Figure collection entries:
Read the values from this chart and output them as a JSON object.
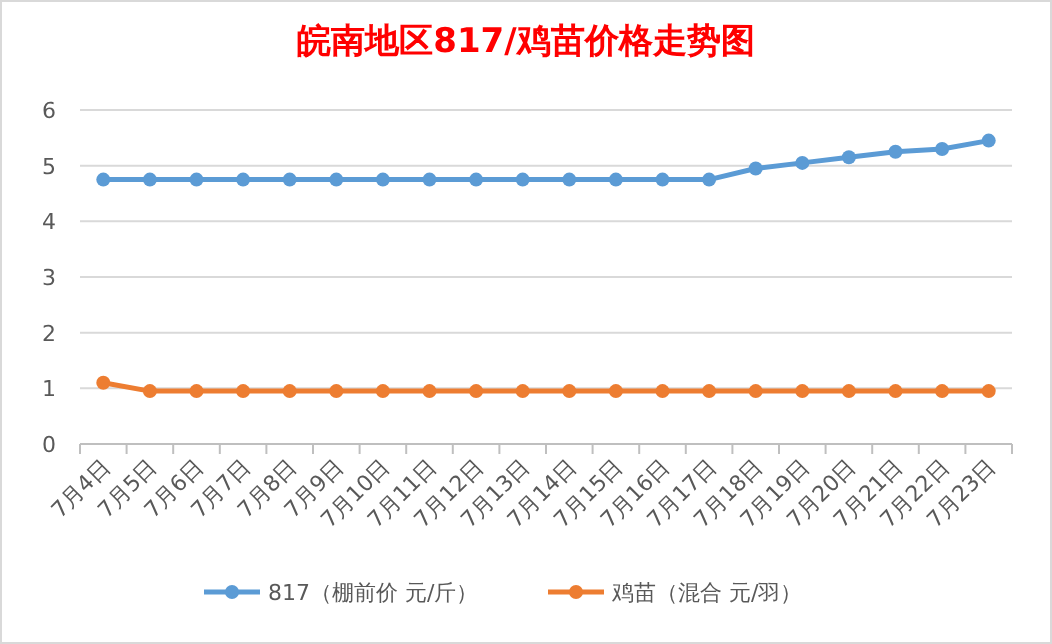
{
  "chart_data": {
    "type": "line",
    "title": "皖南地区817/鸡苗价格走势图",
    "categories": [
      "7月4日",
      "7月5日",
      "7月6日",
      "7月7日",
      "7月8日",
      "7月9日",
      "7月10日",
      "7月11日",
      "7月12日",
      "7月13日",
      "7月14日",
      "7月15日",
      "7月16日",
      "7月17日",
      "7月18日",
      "7月19日",
      "7月20日",
      "7月21日",
      "7月22日",
      "7月23日"
    ],
    "series": [
      {
        "name": "817（棚前价 元/斤）",
        "color": "#5b9bd5",
        "values": [
          4.75,
          4.75,
          4.75,
          4.75,
          4.75,
          4.75,
          4.75,
          4.75,
          4.75,
          4.75,
          4.75,
          4.75,
          4.75,
          4.75,
          4.95,
          5.05,
          5.15,
          5.25,
          5.3,
          5.45
        ]
      },
      {
        "name": "鸡苗（混合 元/羽）",
        "color": "#ed7d31",
        "values": [
          1.1,
          0.95,
          0.95,
          0.95,
          0.95,
          0.95,
          0.95,
          0.95,
          0.95,
          0.95,
          0.95,
          0.95,
          0.95,
          0.95,
          0.95,
          0.95,
          0.95,
          0.95,
          0.95,
          0.95
        ]
      }
    ],
    "ylim": [
      0,
      6
    ],
    "yticks": [
      0,
      1,
      2,
      3,
      4,
      5,
      6
    ],
    "grid": "y",
    "legend": "bottom",
    "marker": "circle",
    "line_style": "solid"
  }
}
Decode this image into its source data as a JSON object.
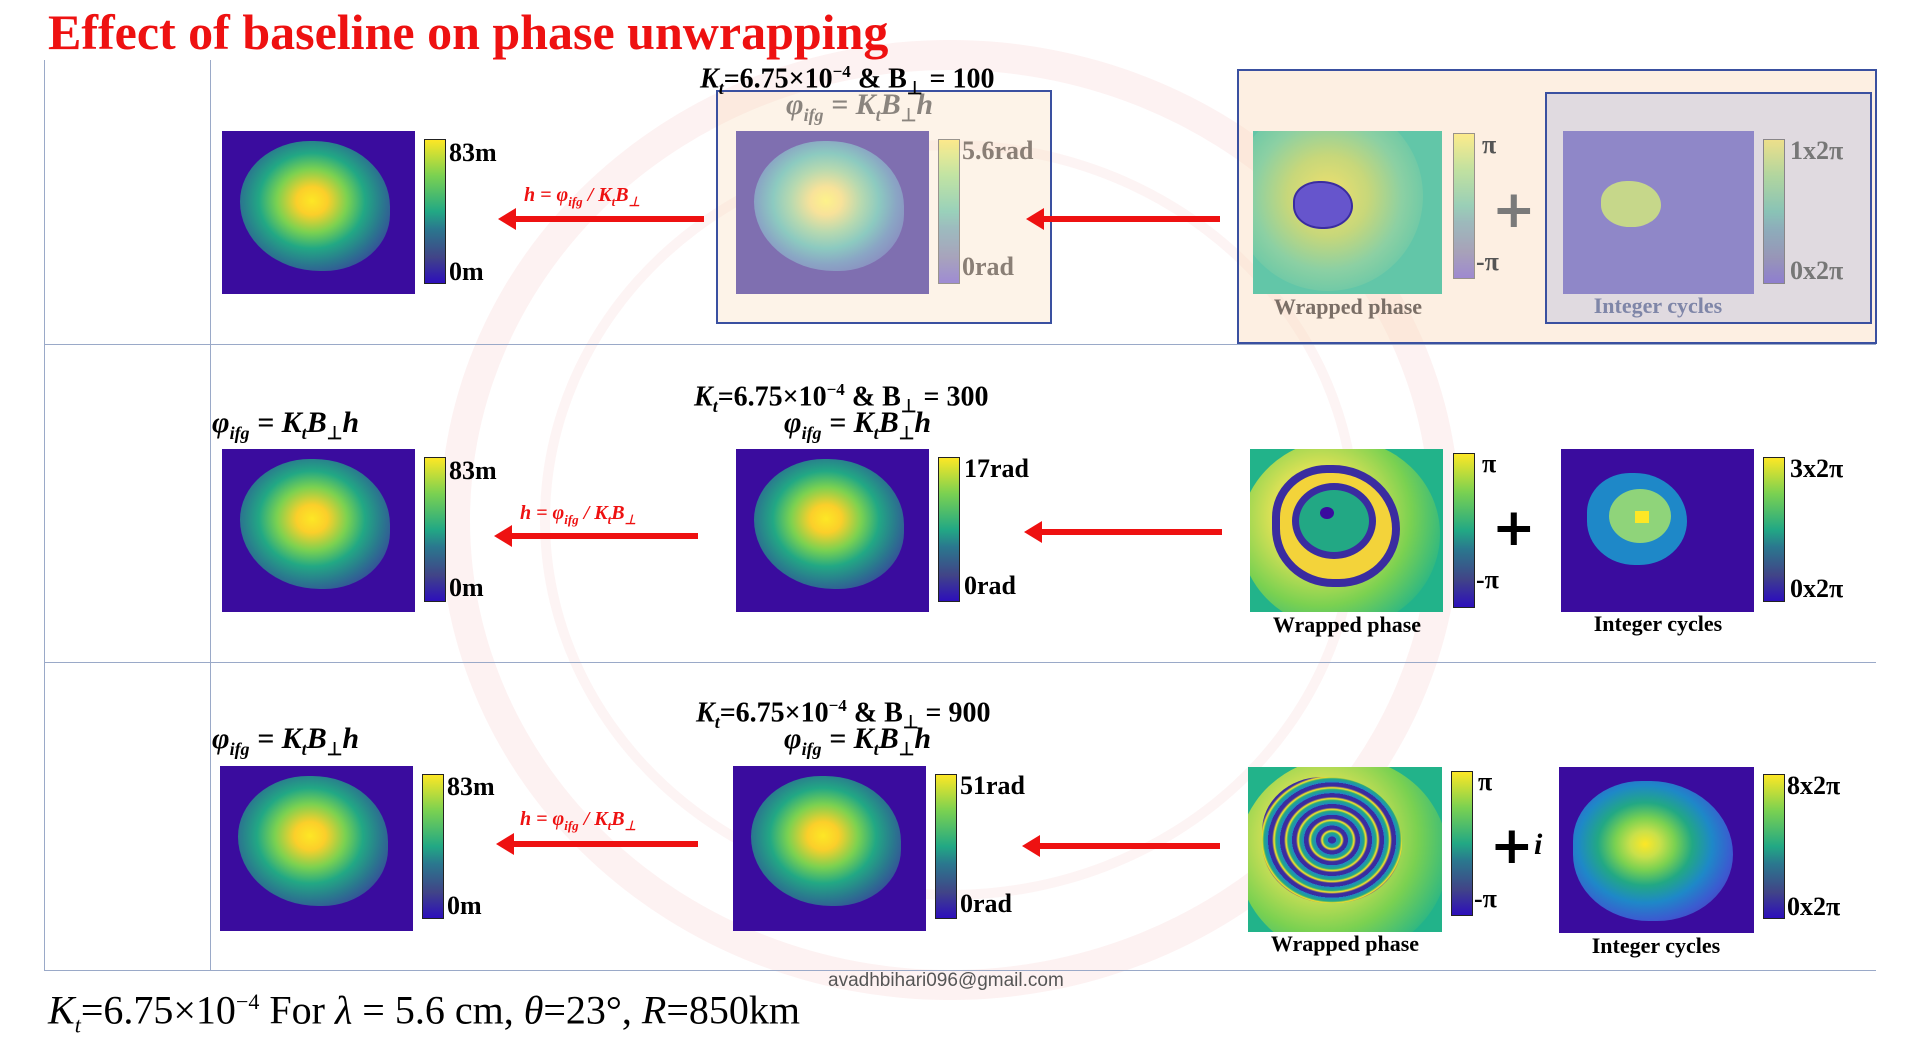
{
  "title": "Effect of baseline on phase unwrapping",
  "rows": [
    {
      "heading_prefix": "K",
      "heading_sub": "t",
      "heading_mid": "=6.75×10",
      "heading_exp": "−4",
      "heading_amp": "  & B",
      "heading_perp": "⊥",
      "heading_val": " = 100",
      "ifg_eq": "φ",
      "ifg_sub": "ifg",
      "ifg_rhs": " = K",
      "ifg_rhs_sub": "t",
      "ifg_rhs_b": "B",
      "ifg_rhs_perp": "⊥",
      "ifg_rhs_h": "h",
      "height_max": "83m",
      "height_min": "0m",
      "phase_max": "5.6rad",
      "phase_min": "0rad",
      "wrapped_max": "π",
      "wrapped_min": "-π",
      "cycles_max": "1x2π",
      "cycles_min": "0x2π",
      "wrapped_caption": "Wrapped phase",
      "cycles_caption": "Integer cycles",
      "plus": "+",
      "plus_extra": ""
    },
    {
      "heading_prefix": "K",
      "heading_sub": "t",
      "heading_mid": "=6.75×10",
      "heading_exp": "−4",
      "heading_amp": "  & B",
      "heading_perp": "⊥",
      "heading_val": " = 300",
      "ifg_eq": "φ",
      "ifg_sub": "ifg",
      "ifg_rhs": " = K",
      "ifg_rhs_sub": "t",
      "ifg_rhs_b": "B",
      "ifg_rhs_perp": "⊥",
      "ifg_rhs_h": "h",
      "height_max": "83m",
      "height_min": "0m",
      "phase_max": "17rad",
      "phase_min": "0rad",
      "wrapped_max": "π",
      "wrapped_min": "-π",
      "cycles_max": "3x2π",
      "cycles_min": "0x2π",
      "wrapped_caption": "Wrapped phase",
      "cycles_caption": "Integer cycles",
      "plus": "+",
      "plus_extra": ""
    },
    {
      "heading_prefix": "K",
      "heading_sub": "t",
      "heading_mid": "=6.75×10",
      "heading_exp": "−4",
      "heading_amp": "  & B",
      "heading_perp": "⊥",
      "heading_val": " = 900",
      "ifg_eq": "φ",
      "ifg_sub": "ifg",
      "ifg_rhs": " = K",
      "ifg_rhs_sub": "t",
      "ifg_rhs_b": "B",
      "ifg_rhs_perp": "⊥",
      "ifg_rhs_h": "h",
      "height_max": "83m",
      "height_min": "0m",
      "phase_max": "51rad",
      "phase_min": "0rad",
      "wrapped_max": "π",
      "wrapped_min": "-π",
      "cycles_max": "8x2π",
      "cycles_min": "0x2π",
      "wrapped_caption": "Wrapped phase",
      "cycles_caption": "Integer cycles",
      "plus": "+",
      "plus_extra": "i"
    }
  ],
  "left_eq": {
    "phi": "φ",
    "sub": "ifg",
    "rhs": " = K",
    "rhs_sub": "t",
    "rhs_b": "B",
    "rhs_perp": "⊥",
    "rhs_h": "h"
  },
  "height_arrow_label": {
    "h": "h",
    "eq": " = φ",
    "sub": "ifg",
    "slash": " / K",
    "ksub": "t",
    "b": "B",
    "perp": "⊥"
  },
  "footer": {
    "k": "K",
    "ksub": "t",
    "kval": "=6.75×10",
    "kexp": "−4",
    "for": "  For ",
    "lambda": "λ",
    "lambda_val": " = 5.6 cm, ",
    "theta": "θ",
    "theta_val": "=23°, ",
    "r": "R",
    "r_val": "=850km"
  },
  "email": "avadhbihari096@gmail.com",
  "colors": {
    "title": "#ee1111",
    "arrow": "#ee1111",
    "grid_line": "#9aa9c8",
    "panel_border": "#3a50a0"
  }
}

OBJECTIVE: Give every line above again exactly, with no pictures.

TASK OUTPUT:
Read the values from this chart and output them as a JSON object.
{
  "chart_data": {
    "type": "line",
    "title": "皖南地区817/鸡苗价格走势图",
    "categories": [
      "7月4日",
      "7月5日",
      "7月6日",
      "7月7日",
      "7月8日",
      "7月9日",
      "7月10日",
      "7月11日",
      "7月12日",
      "7月13日",
      "7月14日",
      "7月15日",
      "7月16日",
      "7月17日",
      "7月18日",
      "7月19日",
      "7月20日",
      "7月21日",
      "7月22日",
      "7月23日"
    ],
    "series": [
      {
        "name": "817（棚前价 元/斤）",
        "color": "#5b9bd5",
        "values": [
          4.75,
          4.75,
          4.75,
          4.75,
          4.75,
          4.75,
          4.75,
          4.75,
          4.75,
          4.75,
          4.75,
          4.75,
          4.75,
          4.75,
          4.95,
          5.05,
          5.15,
          5.25,
          5.3,
          5.45
        ]
      },
      {
        "name": "鸡苗（混合 元/羽）",
        "color": "#ed7d31",
        "values": [
          1.1,
          0.95,
          0.95,
          0.95,
          0.95,
          0.95,
          0.95,
          0.95,
          0.95,
          0.95,
          0.95,
          0.95,
          0.95,
          0.95,
          0.95,
          0.95,
          0.95,
          0.95,
          0.95,
          0.95
        ]
      }
    ],
    "ylim": [
      0,
      6
    ],
    "yticks": [
      0,
      1,
      2,
      3,
      4,
      5,
      6
    ],
    "grid": "y",
    "legend": "bottom",
    "marker": "circle",
    "line_style": "solid"
  }
}
Decode this image into its source data as a JSON object.
{
  "title": "Effect of baseline on phase unwrapping",
  "rows": [
    {
      "heading_prefix": "K",
      "heading_sub": "t",
      "heading_mid": "=6.75×10",
      "heading_exp": "−4",
      "heading_amp": "  & B",
      "heading_perp": "⊥",
      "heading_val": " = 100",
      "ifg_eq": "φ",
      "ifg_sub": "ifg",
      "ifg_rhs": " = K",
      "ifg_rhs_sub": "t",
      "ifg_rhs_b": "B",
      "ifg_rhs_perp": "⊥",
      "ifg_rhs_h": "h",
      "height_max": "83m",
      "height_min": "0m",
      "phase_max": "5.6rad",
      "phase_min": "0rad",
      "wrapped_max": "π",
      "wrapped_min": "-π",
      "cycles_max": "1x2π",
      "cycles_min": "0x2π",
      "wrapped_caption": "Wrapped phase",
      "cycles_caption": "Integer cycles",
      "plus": "+",
      "plus_extra": ""
    },
    {
      "heading_prefix": "K",
      "heading_sub": "t",
      "heading_mid": "=6.75×10",
      "heading_exp": "−4",
      "heading_amp": "  & B",
      "heading_perp": "⊥",
      "heading_val": " = 300",
      "ifg_eq": "φ",
      "ifg_sub": "ifg",
      "ifg_rhs": " = K",
      "ifg_rhs_sub": "t",
      "ifg_rhs_b": "B",
      "ifg_rhs_perp": "⊥",
      "ifg_rhs_h": "h",
      "height_max": "83m",
      "height_min": "0m",
      "phase_max": "17rad",
      "phase_min": "0rad",
      "wrapped_max": "π",
      "wrapped_min": "-π",
      "cycles_max": "3x2π",
      "cycles_min": "0x2π",
      "wrapped_caption": "Wrapped phase",
      "cycles_caption": "Integer cycles",
      "plus": "+",
      "plus_extra": ""
    },
    {
      "heading_prefix": "K",
      "heading_sub": "t",
      "heading_mid": "=6.75×10",
      "heading_exp": "−4",
      "heading_amp": "  & B",
      "heading_perp": "⊥",
      "heading_val": " = 900",
      "ifg_eq": "φ",
      "ifg_sub": "ifg",
      "ifg_rhs": " = K",
      "ifg_rhs_sub": "t",
      "ifg_rhs_b": "B",
      "ifg_rhs_perp": "⊥",
      "ifg_rhs_h": "h",
      "height_max": "83m",
      "height_min": "0m",
      "phase_max": "51rad",
      "phase_min": "0rad",
      "wrapped_max": "π",
      "wrapped_min": "-π",
      "cycles_max": "8x2π",
      "cycles_min": "0x2π",
      "wrapped_caption": "Wrapped phase",
      "cycles_caption": "Integer cycles",
      "plus": "+",
      "plus_extra": "i"
    }
  ],
  "left_eq": {
    "phi": "φ",
    "sub": "ifg",
    "rhs": " = K",
    "rhs_sub": "t",
    "rhs_b": "B",
    "rhs_perp": "⊥",
    "rhs_h": "h"
  },
  "height_arrow_label": {
    "h": "h",
    "eq": " = φ",
    "sub": "ifg",
    "slash": " / K",
    "ksub": "t",
    "b": "B",
    "perp": "⊥"
  },
  "footer": {
    "k": "K",
    "ksub": "t",
    "kval": "=6.75×10",
    "kexp": "−4",
    "for": "  For ",
    "lambda": "λ",
    "lambda_val": " = 5.6 cm, ",
    "theta": "θ",
    "theta_val": "=23°, ",
    "r": "R",
    "r_val": "=850km"
  },
  "email": "avadhbihari096@gmail.com",
  "colors": {
    "title": "#ee1111",
    "arrow": "#ee1111",
    "grid_line": "#9aa9c8",
    "panel_border": "#3a50a0"
  }
}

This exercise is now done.